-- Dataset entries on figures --
%%
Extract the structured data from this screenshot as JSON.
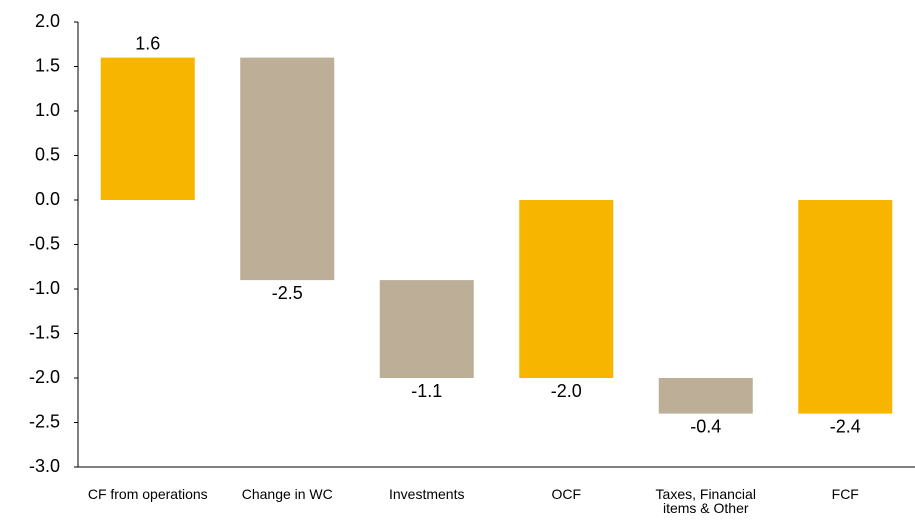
{
  "chart_data": {
    "type": "waterfall",
    "categories": [
      "CF from operations",
      "Change in WC",
      "Investments",
      "OCF",
      "Taxes, Financial items & Other",
      "FCF"
    ],
    "values": [
      1.6,
      -2.5,
      -1.1,
      -2.0,
      -0.4,
      -2.4
    ],
    "value_labels": [
      "1.6",
      "-2.5",
      "-1.1",
      "-2.0",
      "-0.4",
      "-2.4"
    ],
    "is_total": [
      true,
      false,
      false,
      true,
      false,
      true
    ],
    "total_color": "#F7B500",
    "change_color": "#BCAE97",
    "ylim": [
      -3.0,
      2.0
    ],
    "yticks": [
      {
        "value": 2.0,
        "label": "2.0"
      },
      {
        "value": 1.5,
        "label": "1.5"
      },
      {
        "value": 1.0,
        "label": "1.0"
      },
      {
        "value": 0.5,
        "label": "0.5"
      },
      {
        "value": 0.0,
        "label": "0.0"
      },
      {
        "value": -0.5,
        "label": "-0.5"
      },
      {
        "value": -1.0,
        "label": "-1.0"
      },
      {
        "value": -1.5,
        "label": "-1.5"
      },
      {
        "value": -2.0,
        "label": "-2.0"
      },
      {
        "value": -2.5,
        "label": "-2.5"
      },
      {
        "value": -3.0,
        "label": "-3.0"
      }
    ],
    "grid": false
  }
}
%%
-- SHORT PROBLEM --
All of the data needs repeating exactly, but the pictures do not.

-- RESULT BELOW --
Extract the structured data from this screenshot as JSON.
{
  "chart_data": {
    "type": "waterfall",
    "categories": [
      "CF from operations",
      "Change in WC",
      "Investments",
      "OCF",
      "Taxes, Financial items & Other",
      "FCF"
    ],
    "values": [
      1.6,
      -2.5,
      -1.1,
      -2.0,
      -0.4,
      -2.4
    ],
    "value_labels": [
      "1.6",
      "-2.5",
      "-1.1",
      "-2.0",
      "-0.4",
      "-2.4"
    ],
    "is_total": [
      true,
      false,
      false,
      true,
      false,
      true
    ],
    "total_color": "#F7B500",
    "change_color": "#BCAE97",
    "ylim": [
      -3.0,
      2.0
    ],
    "yticks": [
      {
        "value": 2.0,
        "label": "2.0"
      },
      {
        "value": 1.5,
        "label": "1.5"
      },
      {
        "value": 1.0,
        "label": "1.0"
      },
      {
        "value": 0.5,
        "label": "0.5"
      },
      {
        "value": 0.0,
        "label": "0.0"
      },
      {
        "value": -0.5,
        "label": "-0.5"
      },
      {
        "value": -1.0,
        "label": "-1.0"
      },
      {
        "value": -1.5,
        "label": "-1.5"
      },
      {
        "value": -2.0,
        "label": "-2.0"
      },
      {
        "value": -2.5,
        "label": "-2.5"
      },
      {
        "value": -3.0,
        "label": "-3.0"
      }
    ],
    "grid": false
  }
}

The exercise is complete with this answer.